— BEGIN Listed entries —
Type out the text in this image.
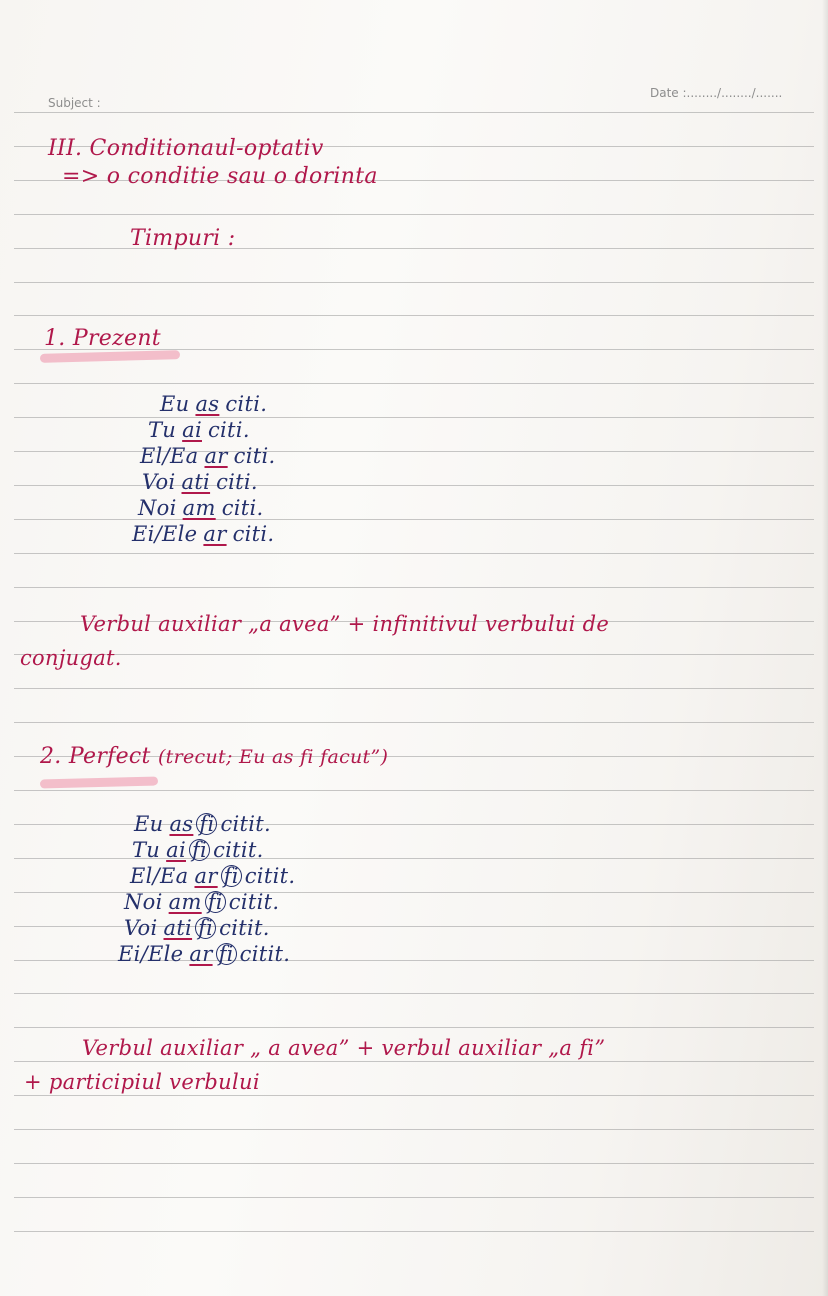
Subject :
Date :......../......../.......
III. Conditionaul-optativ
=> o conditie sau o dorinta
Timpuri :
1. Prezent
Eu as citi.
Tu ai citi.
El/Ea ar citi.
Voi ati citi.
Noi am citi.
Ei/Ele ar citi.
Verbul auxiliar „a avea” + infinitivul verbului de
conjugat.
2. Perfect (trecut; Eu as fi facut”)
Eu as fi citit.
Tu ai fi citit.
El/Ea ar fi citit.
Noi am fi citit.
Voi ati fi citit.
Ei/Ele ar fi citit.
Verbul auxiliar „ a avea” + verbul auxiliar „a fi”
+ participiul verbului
— END Listed entries —
**Written instruction**: Without the pictures, restate all the entries above exactly.

**Task output**:
Type out the text in this image.
Subject :
Date :......../......../.......
III. Conditionaul-optativ
=> o conditie sau o dorinta
Timpuri :
1. Prezent
Eu as citi.
Tu ai citi.
El/Ea ar citi.
Voi ati citi.
Noi am citi.
Ei/Ele ar citi.
Verbul auxiliar „a avea” + infinitivul verbului de
conjugat.
2. Perfect (trecut; Eu as fi facut”)
Eu as fi citit.
Tu ai fi citit.
El/Ea ar fi citit.
Noi am fi citit.
Voi ati fi citit.
Ei/Ele ar fi citit.
Verbul auxiliar „ a avea” + verbul auxiliar „a fi”
+ participiul verbului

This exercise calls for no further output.